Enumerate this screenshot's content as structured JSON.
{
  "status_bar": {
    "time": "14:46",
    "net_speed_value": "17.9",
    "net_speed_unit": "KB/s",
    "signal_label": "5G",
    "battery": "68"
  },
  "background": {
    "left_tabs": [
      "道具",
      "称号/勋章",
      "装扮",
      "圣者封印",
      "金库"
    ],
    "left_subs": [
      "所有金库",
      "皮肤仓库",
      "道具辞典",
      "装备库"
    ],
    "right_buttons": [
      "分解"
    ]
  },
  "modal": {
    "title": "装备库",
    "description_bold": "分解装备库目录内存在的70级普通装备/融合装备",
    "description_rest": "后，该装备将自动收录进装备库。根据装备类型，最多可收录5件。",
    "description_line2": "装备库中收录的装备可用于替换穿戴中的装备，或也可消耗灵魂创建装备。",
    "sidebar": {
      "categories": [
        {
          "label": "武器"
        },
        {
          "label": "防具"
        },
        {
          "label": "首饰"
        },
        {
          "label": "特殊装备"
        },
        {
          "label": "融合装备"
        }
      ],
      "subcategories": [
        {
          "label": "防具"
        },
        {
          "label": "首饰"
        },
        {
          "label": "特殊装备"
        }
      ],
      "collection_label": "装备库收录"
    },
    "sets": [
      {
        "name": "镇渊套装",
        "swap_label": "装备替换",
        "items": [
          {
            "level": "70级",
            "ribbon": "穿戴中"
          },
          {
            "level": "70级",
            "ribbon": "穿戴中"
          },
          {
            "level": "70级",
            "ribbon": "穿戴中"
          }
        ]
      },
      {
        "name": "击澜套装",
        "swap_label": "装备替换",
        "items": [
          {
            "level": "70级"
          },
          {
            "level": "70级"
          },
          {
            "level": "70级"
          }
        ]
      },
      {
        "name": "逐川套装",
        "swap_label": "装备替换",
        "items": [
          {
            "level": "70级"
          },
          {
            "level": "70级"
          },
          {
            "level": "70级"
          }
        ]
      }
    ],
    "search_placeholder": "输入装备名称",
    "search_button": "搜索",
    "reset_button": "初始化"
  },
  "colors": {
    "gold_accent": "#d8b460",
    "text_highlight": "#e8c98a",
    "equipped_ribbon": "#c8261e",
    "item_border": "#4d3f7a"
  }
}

> [Work required]: Each entry above is to be printed again exactly.

> [Output below]:
Enumerate this screenshot's content as structured JSON.
{
  "status_bar": {
    "time": "14:46",
    "net_speed_value": "17.9",
    "net_speed_unit": "KB/s",
    "signal_label": "5G",
    "battery": "68"
  },
  "background": {
    "left_tabs": [
      "道具",
      "称号/勋章",
      "装扮",
      "圣者封印",
      "金库"
    ],
    "left_subs": [
      "所有金库",
      "皮肤仓库",
      "道具辞典",
      "装备库"
    ],
    "right_buttons": [
      "分解"
    ]
  },
  "modal": {
    "title": "装备库",
    "description_bold": "分解装备库目录内存在的70级普通装备/融合装备",
    "description_rest": "后，该装备将自动收录进装备库。根据装备类型，最多可收录5件。",
    "description_line2": "装备库中收录的装备可用于替换穿戴中的装备，或也可消耗灵魂创建装备。",
    "sidebar": {
      "categories": [
        {
          "label": "武器"
        },
        {
          "label": "防具"
        },
        {
          "label": "首饰"
        },
        {
          "label": "特殊装备"
        },
        {
          "label": "融合装备"
        }
      ],
      "subcategories": [
        {
          "label": "防具"
        },
        {
          "label": "首饰"
        },
        {
          "label": "特殊装备"
        }
      ],
      "collection_label": "装备库收录"
    },
    "sets": [
      {
        "name": "镇渊套装",
        "swap_label": "装备替换",
        "items": [
          {
            "level": "70级",
            "ribbon": "穿戴中"
          },
          {
            "level": "70级",
            "ribbon": "穿戴中"
          },
          {
            "level": "70级",
            "ribbon": "穿戴中"
          }
        ]
      },
      {
        "name": "击澜套装",
        "swap_label": "装备替换",
        "items": [
          {
            "level": "70级"
          },
          {
            "level": "70级"
          },
          {
            "level": "70级"
          }
        ]
      },
      {
        "name": "逐川套装",
        "swap_label": "装备替换",
        "items": [
          {
            "level": "70级"
          },
          {
            "level": "70级"
          },
          {
            "level": "70级"
          }
        ]
      }
    ],
    "search_placeholder": "输入装备名称",
    "search_button": "搜索",
    "reset_button": "初始化"
  },
  "colors": {
    "gold_accent": "#d8b460",
    "text_highlight": "#e8c98a",
    "equipped_ribbon": "#c8261e",
    "item_border": "#4d3f7a"
  }
}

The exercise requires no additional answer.